* start MATERIAL *

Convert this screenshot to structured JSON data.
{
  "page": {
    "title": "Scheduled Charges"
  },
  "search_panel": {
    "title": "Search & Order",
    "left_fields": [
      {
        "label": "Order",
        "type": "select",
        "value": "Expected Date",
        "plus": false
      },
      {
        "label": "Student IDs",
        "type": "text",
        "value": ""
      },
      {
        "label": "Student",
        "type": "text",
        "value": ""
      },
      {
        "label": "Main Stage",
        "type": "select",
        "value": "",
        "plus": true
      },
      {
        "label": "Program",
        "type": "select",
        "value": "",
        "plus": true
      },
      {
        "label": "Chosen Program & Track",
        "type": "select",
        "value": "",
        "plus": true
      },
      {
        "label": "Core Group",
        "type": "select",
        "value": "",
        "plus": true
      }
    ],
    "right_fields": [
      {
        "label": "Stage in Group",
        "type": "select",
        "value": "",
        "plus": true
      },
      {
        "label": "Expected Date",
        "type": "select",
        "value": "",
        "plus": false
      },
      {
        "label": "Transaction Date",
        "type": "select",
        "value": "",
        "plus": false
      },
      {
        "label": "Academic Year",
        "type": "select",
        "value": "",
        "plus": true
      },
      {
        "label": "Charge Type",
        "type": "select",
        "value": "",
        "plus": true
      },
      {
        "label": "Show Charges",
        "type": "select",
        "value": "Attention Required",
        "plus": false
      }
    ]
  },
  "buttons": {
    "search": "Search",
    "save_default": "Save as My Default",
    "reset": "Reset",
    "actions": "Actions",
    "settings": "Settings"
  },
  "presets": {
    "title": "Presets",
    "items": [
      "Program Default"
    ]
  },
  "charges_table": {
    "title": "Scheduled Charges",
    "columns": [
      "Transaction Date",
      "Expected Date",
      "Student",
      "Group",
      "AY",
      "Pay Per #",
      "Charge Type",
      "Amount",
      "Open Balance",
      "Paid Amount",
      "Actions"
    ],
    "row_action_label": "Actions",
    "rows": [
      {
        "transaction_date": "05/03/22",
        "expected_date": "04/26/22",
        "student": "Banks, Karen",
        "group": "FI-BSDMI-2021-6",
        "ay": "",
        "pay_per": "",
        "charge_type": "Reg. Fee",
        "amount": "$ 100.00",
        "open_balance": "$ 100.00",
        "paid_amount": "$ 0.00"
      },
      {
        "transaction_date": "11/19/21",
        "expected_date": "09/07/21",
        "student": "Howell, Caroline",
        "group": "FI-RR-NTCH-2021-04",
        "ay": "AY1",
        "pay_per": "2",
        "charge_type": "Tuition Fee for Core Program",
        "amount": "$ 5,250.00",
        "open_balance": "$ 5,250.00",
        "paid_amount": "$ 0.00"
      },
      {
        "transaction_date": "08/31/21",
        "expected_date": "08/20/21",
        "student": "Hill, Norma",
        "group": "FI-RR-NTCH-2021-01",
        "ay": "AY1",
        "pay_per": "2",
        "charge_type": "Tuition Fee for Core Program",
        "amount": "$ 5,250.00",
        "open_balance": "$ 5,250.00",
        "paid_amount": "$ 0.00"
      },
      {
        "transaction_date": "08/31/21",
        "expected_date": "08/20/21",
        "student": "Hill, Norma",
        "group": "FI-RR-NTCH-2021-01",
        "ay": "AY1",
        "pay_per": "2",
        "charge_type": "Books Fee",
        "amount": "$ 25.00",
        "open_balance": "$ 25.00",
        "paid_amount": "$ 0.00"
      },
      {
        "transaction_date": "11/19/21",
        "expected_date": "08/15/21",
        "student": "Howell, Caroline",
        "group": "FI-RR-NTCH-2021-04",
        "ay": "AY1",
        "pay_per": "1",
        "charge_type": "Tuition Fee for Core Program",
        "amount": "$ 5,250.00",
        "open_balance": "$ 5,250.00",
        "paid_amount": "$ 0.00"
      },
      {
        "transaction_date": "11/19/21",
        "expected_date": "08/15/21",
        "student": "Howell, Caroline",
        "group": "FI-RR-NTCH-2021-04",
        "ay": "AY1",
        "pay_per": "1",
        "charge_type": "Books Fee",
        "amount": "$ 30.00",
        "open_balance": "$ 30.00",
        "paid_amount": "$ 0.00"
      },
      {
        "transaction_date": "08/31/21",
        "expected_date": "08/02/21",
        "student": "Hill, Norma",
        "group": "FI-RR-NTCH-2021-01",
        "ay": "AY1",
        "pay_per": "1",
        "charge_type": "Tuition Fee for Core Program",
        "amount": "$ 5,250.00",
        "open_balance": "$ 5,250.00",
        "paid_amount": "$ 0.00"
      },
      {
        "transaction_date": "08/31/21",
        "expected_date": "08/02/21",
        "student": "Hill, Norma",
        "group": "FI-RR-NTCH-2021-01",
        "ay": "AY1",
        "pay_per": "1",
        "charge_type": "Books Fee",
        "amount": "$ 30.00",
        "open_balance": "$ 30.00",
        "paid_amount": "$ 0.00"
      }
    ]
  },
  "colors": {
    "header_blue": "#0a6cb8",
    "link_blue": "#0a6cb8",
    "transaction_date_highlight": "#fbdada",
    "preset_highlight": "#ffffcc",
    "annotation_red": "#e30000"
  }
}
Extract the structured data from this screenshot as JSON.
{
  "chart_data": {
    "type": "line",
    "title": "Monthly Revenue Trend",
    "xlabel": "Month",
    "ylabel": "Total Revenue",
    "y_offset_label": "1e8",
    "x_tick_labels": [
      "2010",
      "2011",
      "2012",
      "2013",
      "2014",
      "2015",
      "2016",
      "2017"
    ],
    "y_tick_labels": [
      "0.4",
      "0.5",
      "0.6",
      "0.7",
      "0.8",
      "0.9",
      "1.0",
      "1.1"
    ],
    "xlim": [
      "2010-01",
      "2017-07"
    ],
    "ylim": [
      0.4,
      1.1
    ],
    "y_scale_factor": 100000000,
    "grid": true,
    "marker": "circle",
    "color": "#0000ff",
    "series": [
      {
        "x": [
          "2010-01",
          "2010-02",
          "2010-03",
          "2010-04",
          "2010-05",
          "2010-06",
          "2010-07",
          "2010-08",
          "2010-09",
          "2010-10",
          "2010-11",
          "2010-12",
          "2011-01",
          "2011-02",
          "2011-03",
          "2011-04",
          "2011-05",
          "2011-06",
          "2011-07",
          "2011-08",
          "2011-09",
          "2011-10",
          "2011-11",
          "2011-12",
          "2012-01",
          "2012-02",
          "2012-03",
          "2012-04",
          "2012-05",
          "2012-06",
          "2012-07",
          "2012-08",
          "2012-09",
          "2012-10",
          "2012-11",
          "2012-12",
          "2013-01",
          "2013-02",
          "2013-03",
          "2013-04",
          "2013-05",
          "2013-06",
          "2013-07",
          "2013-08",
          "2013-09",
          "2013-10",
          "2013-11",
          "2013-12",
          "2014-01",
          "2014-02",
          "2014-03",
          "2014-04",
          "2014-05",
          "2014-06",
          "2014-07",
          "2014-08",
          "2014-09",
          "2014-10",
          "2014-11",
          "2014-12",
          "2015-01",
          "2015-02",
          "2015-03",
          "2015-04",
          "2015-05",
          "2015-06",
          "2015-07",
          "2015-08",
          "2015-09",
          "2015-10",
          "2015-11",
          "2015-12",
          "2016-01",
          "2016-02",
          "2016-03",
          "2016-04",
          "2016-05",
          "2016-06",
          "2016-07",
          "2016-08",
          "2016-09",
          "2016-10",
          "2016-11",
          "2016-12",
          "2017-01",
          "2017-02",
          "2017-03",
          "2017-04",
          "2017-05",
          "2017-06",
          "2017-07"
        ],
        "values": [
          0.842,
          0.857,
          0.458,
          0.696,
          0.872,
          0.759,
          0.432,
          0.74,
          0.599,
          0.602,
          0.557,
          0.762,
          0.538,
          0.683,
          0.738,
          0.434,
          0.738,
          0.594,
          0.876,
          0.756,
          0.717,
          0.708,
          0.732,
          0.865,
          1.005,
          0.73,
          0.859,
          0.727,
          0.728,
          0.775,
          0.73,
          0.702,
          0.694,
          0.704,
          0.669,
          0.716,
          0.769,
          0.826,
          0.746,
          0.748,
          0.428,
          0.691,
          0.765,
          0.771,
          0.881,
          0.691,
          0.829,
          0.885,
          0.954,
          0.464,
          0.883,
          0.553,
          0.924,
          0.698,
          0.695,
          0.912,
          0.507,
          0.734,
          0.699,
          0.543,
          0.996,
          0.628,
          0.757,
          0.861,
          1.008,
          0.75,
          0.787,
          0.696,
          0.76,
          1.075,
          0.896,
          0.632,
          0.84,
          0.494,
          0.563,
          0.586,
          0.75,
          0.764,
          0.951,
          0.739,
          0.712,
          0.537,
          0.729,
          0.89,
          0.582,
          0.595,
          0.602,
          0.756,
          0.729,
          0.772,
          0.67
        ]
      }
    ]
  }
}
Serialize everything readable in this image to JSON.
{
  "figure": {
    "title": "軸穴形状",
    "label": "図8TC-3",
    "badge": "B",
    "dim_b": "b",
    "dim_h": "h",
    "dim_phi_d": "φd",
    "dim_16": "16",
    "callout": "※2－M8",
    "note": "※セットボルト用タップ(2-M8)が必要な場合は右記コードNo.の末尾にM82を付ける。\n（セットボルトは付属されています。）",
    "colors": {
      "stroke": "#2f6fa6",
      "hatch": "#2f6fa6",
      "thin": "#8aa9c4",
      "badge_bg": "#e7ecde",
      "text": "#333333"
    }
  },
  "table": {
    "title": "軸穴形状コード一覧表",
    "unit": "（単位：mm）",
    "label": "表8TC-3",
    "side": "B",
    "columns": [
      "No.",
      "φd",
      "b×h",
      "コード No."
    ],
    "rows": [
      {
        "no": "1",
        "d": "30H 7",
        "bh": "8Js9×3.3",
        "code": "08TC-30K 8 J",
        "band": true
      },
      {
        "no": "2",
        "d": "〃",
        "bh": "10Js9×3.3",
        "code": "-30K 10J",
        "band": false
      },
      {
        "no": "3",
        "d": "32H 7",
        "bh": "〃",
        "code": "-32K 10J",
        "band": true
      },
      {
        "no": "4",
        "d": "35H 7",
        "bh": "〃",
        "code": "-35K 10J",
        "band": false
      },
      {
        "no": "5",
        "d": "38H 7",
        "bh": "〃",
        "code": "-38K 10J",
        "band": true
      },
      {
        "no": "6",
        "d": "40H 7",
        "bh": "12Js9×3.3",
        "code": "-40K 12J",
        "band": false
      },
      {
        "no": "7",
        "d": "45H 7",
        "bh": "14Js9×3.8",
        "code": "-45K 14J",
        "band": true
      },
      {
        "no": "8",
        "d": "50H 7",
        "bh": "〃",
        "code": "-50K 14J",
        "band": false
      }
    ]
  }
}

* end MATERIAL *

Report back each line of the entries that holds the string "title".

    "title": "Scheduled Charges"
    "title": "Search & Order",
    "title": "Presets",
    "title": "Scheduled Charges",
    "title": "Monthly Revenue Trend",
    "title": "軸穴形状",
    "title": "軸穴形状コード一覧表",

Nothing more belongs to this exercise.